(EXERCISE PROMPT)
State the number of lines that contain "first", with no other text.
:: RECORDS FOR PROCESSING
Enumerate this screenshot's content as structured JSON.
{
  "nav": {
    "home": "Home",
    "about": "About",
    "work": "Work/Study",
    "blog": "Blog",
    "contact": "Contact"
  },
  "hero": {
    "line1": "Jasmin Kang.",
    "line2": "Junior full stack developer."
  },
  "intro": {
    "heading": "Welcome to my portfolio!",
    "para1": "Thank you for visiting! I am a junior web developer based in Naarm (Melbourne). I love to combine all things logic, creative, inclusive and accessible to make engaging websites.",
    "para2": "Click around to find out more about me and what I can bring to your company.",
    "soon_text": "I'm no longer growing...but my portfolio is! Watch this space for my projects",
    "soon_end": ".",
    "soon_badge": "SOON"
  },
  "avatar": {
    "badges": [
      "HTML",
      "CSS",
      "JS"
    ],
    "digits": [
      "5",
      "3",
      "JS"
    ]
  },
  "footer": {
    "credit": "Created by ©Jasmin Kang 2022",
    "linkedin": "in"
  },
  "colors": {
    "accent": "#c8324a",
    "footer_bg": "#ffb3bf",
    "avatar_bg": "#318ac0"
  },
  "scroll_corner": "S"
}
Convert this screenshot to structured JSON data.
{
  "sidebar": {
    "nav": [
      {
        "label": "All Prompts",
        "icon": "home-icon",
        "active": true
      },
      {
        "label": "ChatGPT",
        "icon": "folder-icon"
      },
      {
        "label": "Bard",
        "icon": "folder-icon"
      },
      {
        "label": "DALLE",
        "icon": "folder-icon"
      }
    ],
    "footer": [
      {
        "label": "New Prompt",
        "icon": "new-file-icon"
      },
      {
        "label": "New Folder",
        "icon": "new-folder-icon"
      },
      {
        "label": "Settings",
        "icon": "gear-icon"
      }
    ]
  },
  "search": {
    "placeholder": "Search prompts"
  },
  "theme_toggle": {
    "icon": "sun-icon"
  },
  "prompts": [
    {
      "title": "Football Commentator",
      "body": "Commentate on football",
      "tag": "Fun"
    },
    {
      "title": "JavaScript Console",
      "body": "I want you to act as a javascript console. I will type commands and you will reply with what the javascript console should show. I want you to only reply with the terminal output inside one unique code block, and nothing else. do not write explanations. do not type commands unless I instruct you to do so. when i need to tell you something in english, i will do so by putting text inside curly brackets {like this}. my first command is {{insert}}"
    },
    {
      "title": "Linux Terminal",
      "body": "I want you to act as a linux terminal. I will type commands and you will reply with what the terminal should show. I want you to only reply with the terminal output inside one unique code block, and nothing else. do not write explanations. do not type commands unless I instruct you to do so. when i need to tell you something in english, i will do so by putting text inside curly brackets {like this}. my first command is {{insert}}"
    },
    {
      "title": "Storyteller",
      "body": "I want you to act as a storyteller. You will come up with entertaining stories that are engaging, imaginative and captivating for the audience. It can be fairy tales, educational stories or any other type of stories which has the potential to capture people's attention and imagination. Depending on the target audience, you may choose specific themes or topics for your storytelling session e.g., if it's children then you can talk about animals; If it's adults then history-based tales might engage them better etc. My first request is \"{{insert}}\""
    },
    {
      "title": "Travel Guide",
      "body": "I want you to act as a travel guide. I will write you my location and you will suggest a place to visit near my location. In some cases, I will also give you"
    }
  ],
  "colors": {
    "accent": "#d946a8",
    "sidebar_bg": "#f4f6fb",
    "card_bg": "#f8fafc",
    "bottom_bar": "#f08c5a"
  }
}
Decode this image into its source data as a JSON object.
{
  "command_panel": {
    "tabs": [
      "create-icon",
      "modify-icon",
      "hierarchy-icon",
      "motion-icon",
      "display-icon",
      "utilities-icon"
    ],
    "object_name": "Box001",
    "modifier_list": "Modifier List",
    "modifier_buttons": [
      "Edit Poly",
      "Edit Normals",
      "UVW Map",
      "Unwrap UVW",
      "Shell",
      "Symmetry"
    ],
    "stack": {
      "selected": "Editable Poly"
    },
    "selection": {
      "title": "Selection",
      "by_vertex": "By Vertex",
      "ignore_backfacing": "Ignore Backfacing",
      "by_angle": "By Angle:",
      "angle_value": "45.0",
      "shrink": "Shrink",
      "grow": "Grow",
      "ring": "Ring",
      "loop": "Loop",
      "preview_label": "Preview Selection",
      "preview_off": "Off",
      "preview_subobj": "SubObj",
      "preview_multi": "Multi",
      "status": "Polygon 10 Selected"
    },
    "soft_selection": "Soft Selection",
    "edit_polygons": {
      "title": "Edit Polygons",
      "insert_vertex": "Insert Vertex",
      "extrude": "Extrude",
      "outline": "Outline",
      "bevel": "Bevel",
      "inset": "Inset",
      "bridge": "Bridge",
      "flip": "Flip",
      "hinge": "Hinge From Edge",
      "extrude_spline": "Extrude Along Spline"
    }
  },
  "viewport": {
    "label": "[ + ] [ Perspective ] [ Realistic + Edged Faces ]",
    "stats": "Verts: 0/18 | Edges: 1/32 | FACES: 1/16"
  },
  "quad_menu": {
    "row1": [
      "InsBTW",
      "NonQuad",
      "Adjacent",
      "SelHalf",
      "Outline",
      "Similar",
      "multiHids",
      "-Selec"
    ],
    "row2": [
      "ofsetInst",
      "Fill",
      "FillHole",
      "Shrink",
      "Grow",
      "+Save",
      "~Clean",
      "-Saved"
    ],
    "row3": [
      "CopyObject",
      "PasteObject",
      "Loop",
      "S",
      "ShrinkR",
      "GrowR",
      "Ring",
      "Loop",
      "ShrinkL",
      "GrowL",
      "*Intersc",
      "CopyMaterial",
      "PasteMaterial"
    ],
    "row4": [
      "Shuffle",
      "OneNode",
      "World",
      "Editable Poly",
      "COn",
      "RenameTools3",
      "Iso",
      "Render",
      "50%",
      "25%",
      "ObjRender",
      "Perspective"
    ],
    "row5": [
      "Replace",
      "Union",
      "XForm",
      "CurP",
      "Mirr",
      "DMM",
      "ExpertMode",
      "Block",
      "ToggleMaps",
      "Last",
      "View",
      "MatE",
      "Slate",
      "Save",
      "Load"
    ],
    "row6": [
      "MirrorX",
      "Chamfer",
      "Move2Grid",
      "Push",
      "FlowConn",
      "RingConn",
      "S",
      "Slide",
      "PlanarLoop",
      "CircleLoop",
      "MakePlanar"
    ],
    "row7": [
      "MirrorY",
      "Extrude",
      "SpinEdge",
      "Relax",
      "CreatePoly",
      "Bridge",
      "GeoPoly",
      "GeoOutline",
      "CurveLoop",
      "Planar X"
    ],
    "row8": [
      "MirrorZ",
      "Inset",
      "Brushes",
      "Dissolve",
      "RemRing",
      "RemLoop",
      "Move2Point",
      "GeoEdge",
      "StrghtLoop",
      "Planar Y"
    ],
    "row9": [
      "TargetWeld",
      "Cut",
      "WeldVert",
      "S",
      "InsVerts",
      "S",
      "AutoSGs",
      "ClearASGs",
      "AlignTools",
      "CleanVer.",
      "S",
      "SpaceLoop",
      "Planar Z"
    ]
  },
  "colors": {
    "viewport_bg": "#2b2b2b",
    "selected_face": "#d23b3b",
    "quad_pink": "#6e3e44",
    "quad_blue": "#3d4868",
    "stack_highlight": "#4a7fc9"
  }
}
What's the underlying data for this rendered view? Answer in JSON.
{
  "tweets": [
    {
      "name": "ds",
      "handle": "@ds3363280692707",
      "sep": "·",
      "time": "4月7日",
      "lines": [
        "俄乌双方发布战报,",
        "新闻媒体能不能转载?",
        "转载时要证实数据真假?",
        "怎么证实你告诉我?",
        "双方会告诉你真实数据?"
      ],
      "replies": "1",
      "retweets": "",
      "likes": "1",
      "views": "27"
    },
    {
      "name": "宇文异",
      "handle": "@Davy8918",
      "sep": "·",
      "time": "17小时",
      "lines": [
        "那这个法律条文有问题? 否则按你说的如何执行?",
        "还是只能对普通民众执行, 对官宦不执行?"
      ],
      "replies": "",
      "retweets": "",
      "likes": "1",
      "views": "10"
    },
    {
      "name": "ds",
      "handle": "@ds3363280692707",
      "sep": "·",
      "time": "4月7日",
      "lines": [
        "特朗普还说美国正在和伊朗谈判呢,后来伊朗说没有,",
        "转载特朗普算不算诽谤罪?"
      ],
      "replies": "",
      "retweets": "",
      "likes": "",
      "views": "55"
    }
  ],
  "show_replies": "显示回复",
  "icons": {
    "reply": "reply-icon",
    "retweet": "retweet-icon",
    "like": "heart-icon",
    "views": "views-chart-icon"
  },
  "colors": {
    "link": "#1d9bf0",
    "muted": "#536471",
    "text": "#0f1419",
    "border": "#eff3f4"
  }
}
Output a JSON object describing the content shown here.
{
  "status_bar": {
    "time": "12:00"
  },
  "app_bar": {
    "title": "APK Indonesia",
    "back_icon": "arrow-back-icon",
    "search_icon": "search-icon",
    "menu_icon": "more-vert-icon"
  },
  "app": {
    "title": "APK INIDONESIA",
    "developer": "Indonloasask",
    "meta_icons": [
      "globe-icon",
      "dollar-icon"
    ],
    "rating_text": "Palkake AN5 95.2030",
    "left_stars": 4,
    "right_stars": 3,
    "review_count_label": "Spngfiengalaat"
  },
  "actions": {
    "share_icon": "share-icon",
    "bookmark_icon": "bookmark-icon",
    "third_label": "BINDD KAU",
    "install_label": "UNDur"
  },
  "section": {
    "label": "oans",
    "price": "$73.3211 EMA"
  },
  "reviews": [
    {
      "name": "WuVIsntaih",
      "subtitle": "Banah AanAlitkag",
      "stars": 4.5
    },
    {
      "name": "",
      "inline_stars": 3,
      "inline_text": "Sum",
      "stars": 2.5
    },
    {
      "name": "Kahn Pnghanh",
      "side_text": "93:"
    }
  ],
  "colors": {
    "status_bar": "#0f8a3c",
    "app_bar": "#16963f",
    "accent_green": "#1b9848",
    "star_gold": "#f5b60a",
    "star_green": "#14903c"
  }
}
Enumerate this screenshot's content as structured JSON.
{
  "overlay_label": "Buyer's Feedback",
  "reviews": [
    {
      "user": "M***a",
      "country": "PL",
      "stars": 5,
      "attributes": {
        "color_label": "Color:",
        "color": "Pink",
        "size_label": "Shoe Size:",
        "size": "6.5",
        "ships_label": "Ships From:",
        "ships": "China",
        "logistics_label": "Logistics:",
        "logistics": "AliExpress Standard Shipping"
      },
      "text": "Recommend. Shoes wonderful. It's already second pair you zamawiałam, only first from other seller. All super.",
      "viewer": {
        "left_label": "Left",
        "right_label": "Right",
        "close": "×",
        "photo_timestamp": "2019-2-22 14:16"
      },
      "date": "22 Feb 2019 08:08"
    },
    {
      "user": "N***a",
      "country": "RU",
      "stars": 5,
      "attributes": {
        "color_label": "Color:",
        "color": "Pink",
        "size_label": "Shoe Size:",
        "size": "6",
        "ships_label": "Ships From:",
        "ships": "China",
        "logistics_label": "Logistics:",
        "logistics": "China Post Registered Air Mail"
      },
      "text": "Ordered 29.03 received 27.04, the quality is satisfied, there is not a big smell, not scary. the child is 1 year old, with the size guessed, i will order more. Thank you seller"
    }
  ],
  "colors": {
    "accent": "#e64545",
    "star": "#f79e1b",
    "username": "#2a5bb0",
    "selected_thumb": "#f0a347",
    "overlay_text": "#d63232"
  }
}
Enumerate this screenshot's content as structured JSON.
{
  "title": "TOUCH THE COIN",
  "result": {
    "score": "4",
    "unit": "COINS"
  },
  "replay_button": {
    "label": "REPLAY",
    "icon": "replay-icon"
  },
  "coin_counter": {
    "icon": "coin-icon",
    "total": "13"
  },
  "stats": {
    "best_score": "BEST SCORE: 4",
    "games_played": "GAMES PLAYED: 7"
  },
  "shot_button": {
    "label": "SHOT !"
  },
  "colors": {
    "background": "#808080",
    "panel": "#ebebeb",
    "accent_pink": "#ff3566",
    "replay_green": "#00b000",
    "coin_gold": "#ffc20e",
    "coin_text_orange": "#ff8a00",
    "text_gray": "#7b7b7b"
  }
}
::::
(CORRECT ANSWER)
4